_Exercise_:
Starting at the line that has "What elements are present" and ending after the line that has "bar-mariokart-8-charlotte [326, 107, 335, 332]", rewrite those lines from the records with "bounding boxes" changed to "boxes" and nothing else altered. Leave the pictures out.

_Entries shown_:
·····

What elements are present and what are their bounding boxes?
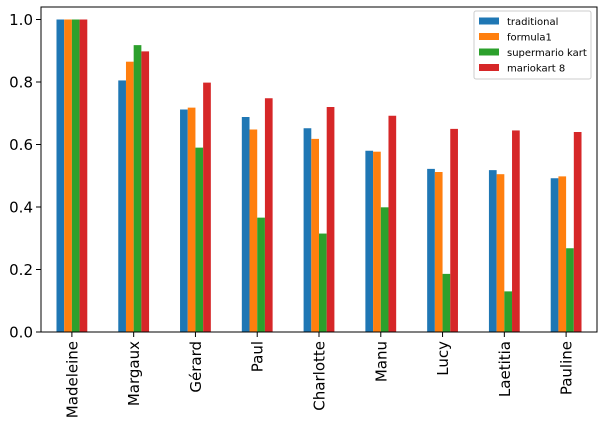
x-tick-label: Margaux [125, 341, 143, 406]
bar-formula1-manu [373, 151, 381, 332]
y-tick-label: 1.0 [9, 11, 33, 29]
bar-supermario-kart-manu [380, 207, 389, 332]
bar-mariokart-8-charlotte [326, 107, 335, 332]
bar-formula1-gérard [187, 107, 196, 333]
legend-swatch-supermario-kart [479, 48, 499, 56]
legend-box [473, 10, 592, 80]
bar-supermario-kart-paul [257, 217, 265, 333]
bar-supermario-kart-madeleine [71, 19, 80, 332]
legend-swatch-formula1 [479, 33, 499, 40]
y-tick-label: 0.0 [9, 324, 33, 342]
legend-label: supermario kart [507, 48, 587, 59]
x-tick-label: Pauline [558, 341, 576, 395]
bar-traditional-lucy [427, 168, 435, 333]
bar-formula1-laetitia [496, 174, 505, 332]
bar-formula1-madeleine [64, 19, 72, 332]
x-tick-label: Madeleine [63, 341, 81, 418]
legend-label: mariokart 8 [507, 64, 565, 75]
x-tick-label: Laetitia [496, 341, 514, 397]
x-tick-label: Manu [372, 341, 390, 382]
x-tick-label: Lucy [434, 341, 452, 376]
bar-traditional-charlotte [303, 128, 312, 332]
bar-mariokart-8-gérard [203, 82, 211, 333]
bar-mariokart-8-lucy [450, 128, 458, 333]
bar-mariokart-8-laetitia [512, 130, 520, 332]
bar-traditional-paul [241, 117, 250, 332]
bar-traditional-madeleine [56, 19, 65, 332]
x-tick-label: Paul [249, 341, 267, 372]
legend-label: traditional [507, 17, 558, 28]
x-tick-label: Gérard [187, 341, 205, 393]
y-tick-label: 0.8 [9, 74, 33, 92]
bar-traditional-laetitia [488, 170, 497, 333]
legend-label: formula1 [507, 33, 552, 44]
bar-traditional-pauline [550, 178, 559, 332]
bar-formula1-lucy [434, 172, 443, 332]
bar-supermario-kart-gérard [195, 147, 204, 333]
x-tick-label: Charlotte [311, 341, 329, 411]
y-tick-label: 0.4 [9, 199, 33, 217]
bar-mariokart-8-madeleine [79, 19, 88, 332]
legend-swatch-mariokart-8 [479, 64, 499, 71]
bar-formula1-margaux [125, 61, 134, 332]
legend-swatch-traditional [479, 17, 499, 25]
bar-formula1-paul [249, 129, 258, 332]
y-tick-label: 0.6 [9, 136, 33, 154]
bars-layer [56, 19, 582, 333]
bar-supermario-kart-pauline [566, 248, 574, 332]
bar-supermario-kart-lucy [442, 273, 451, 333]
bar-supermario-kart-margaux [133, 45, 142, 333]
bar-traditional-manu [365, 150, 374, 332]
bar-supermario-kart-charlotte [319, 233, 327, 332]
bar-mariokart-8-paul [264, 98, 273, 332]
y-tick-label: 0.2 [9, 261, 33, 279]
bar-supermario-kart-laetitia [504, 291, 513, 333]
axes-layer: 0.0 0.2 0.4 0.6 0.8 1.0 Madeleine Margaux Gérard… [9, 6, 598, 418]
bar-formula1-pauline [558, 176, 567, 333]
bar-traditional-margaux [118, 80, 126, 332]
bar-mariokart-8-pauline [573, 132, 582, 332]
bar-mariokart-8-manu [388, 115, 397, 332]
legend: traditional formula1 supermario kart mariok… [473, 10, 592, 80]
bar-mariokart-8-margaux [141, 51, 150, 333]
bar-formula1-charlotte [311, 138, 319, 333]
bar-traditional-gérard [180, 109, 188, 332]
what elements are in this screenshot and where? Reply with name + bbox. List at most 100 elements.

·····

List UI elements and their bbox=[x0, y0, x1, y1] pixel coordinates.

·····

_The output_:
What elements are present and what are their boxes?
x-tick-label: Margaux [125, 341, 143, 406]
bar-formula1-manu [373, 151, 381, 332]
y-tick-label: 1.0 [9, 11, 33, 29]
bar-supermario-kart-manu [380, 207, 389, 332]
bar-mariokart-8-charlotte [326, 107, 335, 332]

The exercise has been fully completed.